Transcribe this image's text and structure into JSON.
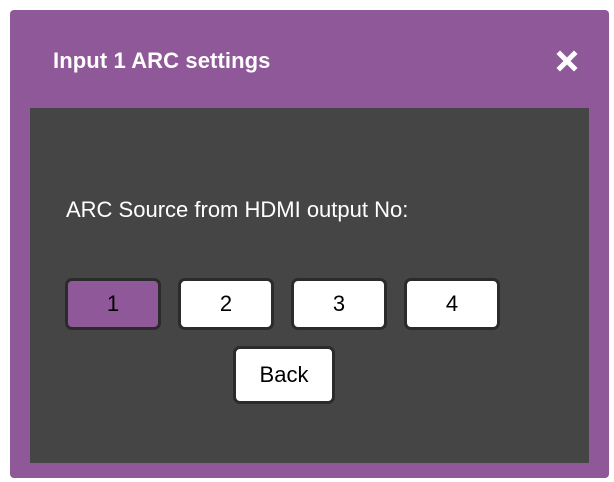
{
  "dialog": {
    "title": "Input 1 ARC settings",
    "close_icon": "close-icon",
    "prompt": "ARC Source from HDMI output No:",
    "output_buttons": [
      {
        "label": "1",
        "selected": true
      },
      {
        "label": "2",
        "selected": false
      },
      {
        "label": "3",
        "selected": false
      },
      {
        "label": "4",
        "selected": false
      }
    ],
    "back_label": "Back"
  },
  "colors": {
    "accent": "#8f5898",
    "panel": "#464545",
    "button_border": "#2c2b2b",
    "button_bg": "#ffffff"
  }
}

▸ **Goal**: Produce an exact copy of each line of data, skipping embedded images.

▸ **Task output**:
Transcribe this image's text and structure into JSON.
{
  "dialog": {
    "title": "Input 1 ARC settings",
    "close_icon": "close-icon",
    "prompt": "ARC Source from HDMI output No:",
    "output_buttons": [
      {
        "label": "1",
        "selected": true
      },
      {
        "label": "2",
        "selected": false
      },
      {
        "label": "3",
        "selected": false
      },
      {
        "label": "4",
        "selected": false
      }
    ],
    "back_label": "Back"
  },
  "colors": {
    "accent": "#8f5898",
    "panel": "#464545",
    "button_border": "#2c2b2b",
    "button_bg": "#ffffff"
  }
}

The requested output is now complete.